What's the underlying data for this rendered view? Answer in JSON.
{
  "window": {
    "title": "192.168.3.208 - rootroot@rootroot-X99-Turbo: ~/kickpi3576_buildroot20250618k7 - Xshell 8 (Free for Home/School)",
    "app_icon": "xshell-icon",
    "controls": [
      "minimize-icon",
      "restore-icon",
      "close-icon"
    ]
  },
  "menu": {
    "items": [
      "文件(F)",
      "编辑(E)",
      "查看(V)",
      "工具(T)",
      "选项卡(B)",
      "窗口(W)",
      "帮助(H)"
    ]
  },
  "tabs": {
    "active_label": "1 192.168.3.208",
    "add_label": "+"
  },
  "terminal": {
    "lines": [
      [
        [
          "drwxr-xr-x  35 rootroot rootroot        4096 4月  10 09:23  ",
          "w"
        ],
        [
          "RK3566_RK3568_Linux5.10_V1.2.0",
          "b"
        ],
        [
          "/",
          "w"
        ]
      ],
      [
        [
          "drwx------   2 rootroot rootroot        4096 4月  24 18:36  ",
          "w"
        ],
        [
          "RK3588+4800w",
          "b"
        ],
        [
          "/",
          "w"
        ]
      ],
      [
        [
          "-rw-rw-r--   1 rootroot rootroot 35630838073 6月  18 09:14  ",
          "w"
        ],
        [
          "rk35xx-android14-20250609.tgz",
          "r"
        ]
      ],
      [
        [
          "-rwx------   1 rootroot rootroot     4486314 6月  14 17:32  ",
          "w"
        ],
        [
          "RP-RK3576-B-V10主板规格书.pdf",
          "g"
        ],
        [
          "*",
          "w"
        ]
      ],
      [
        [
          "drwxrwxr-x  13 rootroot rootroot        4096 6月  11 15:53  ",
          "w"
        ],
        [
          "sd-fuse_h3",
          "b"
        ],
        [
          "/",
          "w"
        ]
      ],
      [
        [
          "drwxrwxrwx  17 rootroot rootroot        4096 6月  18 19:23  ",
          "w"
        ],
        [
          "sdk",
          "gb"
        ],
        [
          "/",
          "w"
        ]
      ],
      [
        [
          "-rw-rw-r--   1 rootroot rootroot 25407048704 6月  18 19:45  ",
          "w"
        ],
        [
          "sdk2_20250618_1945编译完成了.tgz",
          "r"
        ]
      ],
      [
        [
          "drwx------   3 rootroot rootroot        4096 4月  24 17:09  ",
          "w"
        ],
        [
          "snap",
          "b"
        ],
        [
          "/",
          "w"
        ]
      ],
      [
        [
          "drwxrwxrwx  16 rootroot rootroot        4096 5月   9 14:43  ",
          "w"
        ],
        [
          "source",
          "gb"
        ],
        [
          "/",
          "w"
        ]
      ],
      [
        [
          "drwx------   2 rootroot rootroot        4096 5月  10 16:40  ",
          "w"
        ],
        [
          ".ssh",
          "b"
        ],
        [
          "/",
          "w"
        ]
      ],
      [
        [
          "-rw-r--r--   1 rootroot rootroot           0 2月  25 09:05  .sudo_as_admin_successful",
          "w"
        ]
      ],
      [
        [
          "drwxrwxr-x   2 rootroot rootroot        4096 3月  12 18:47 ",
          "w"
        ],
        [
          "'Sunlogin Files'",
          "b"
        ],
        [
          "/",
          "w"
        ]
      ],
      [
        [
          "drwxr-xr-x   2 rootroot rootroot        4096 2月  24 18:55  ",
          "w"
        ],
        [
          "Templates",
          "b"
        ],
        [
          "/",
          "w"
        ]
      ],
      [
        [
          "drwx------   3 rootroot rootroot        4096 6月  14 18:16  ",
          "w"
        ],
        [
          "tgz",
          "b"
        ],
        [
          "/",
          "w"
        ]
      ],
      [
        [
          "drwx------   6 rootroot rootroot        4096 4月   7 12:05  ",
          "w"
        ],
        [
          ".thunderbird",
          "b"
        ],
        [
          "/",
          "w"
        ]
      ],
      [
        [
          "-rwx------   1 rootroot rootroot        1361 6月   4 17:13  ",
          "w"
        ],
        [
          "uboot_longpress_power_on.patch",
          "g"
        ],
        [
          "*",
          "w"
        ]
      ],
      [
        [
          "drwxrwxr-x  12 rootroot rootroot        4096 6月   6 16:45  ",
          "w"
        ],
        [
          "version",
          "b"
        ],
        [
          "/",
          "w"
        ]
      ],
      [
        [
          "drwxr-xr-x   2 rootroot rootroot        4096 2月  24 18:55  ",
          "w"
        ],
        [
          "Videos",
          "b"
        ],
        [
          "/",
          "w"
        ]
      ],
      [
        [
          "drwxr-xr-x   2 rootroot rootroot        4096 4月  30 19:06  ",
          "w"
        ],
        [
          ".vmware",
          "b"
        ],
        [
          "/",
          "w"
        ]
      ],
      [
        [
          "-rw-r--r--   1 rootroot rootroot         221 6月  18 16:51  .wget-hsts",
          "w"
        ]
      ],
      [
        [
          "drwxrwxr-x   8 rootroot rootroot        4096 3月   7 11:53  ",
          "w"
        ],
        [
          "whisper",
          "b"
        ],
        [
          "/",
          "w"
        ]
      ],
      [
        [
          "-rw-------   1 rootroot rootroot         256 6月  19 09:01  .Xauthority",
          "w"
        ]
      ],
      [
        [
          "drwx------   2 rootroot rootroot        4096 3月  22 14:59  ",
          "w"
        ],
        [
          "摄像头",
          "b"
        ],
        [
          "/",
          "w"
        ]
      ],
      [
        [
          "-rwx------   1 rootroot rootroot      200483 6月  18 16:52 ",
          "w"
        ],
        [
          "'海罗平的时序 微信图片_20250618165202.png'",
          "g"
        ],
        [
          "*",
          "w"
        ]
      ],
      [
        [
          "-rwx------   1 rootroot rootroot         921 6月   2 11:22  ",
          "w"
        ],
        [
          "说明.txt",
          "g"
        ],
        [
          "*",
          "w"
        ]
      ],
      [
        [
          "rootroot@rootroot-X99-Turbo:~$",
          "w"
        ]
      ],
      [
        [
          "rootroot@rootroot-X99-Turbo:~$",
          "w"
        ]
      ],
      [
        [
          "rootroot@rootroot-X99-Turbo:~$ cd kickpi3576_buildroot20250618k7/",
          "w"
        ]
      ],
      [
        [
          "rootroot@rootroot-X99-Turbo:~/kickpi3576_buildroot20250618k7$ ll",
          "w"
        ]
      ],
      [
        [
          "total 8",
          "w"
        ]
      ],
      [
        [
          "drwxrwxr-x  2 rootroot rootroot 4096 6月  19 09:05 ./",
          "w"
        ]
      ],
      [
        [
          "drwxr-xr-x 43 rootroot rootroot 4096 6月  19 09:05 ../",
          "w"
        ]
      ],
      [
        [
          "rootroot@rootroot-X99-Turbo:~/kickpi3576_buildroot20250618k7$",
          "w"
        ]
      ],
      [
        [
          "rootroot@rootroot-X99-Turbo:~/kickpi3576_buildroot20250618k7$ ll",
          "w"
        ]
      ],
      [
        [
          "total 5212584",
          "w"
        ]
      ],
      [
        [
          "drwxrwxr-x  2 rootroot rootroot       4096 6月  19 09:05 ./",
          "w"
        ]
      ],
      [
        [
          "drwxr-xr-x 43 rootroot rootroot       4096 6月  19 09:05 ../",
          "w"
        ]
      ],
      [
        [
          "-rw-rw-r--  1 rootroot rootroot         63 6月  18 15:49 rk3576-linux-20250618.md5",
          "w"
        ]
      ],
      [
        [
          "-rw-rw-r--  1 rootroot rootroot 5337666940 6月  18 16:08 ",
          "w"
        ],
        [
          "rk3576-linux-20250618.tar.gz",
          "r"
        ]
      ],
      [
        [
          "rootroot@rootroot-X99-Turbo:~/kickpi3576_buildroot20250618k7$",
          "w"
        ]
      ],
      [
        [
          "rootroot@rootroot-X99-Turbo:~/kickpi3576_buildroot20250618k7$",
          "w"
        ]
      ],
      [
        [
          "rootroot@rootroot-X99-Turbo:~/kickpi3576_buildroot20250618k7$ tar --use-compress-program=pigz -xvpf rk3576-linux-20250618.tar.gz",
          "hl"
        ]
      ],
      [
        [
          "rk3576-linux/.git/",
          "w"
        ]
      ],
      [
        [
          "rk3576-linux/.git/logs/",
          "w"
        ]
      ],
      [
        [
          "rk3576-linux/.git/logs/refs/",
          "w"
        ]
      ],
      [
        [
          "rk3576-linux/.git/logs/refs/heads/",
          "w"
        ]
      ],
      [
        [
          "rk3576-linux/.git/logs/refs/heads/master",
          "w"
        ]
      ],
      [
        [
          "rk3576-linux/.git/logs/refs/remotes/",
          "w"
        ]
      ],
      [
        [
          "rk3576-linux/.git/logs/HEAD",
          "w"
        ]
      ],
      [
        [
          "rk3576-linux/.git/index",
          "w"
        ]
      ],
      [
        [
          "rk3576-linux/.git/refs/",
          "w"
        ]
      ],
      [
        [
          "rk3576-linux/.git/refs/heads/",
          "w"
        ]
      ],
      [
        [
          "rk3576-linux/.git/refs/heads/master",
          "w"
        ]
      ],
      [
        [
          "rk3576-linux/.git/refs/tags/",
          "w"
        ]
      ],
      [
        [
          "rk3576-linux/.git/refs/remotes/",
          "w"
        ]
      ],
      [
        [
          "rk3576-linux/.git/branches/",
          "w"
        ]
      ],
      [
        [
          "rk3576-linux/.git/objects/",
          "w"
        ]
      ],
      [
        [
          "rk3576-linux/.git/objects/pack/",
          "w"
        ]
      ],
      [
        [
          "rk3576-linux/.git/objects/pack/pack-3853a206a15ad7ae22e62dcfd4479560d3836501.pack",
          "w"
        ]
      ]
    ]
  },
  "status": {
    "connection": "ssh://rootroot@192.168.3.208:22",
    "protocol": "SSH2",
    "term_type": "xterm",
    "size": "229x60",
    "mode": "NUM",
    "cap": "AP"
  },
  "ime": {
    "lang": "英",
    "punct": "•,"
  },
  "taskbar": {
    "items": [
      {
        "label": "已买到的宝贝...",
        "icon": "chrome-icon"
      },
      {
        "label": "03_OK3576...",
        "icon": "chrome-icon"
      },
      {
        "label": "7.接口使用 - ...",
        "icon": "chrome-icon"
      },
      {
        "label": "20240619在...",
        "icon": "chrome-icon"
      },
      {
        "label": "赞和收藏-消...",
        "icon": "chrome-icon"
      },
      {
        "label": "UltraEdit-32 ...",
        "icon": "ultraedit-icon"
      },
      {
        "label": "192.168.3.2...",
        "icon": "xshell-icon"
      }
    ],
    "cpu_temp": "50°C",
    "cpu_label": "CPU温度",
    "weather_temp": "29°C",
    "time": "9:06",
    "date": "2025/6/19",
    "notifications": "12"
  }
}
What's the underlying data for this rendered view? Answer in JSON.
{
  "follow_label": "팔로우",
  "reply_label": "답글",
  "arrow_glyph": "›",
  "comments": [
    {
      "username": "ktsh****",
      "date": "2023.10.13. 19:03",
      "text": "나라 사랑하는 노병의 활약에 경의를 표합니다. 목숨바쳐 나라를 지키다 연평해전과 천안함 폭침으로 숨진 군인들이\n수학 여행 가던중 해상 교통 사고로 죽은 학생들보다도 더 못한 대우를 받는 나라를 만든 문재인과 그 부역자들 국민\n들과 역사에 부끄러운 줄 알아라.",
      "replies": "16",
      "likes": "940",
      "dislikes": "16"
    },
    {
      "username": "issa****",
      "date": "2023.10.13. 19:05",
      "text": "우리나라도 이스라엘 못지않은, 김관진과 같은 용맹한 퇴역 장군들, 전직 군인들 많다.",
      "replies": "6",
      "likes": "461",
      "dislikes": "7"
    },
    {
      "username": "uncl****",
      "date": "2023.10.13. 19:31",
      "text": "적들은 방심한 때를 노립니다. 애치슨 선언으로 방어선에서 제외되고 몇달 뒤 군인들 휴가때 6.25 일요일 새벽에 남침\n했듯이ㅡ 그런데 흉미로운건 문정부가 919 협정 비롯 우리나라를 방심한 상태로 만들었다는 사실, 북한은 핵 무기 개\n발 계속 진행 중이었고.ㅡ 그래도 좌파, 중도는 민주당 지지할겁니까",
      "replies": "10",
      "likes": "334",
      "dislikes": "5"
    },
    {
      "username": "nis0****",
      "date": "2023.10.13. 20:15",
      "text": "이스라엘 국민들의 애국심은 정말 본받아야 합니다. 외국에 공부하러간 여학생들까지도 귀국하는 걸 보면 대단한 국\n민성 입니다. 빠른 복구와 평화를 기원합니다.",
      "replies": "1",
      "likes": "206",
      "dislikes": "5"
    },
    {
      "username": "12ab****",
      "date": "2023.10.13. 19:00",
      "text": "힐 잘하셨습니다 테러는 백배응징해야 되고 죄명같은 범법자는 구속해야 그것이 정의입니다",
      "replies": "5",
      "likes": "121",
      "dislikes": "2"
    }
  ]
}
------
_INSTRUCTION_: Your task is to list each line of the records with the word "username".

_SOLUTION TO THE PROBLEM_:
      "username": "ktsh****",
      "username": "issa****",
      "username": "uncl****",
      "username": "nis0****",
      "username": "12ab****",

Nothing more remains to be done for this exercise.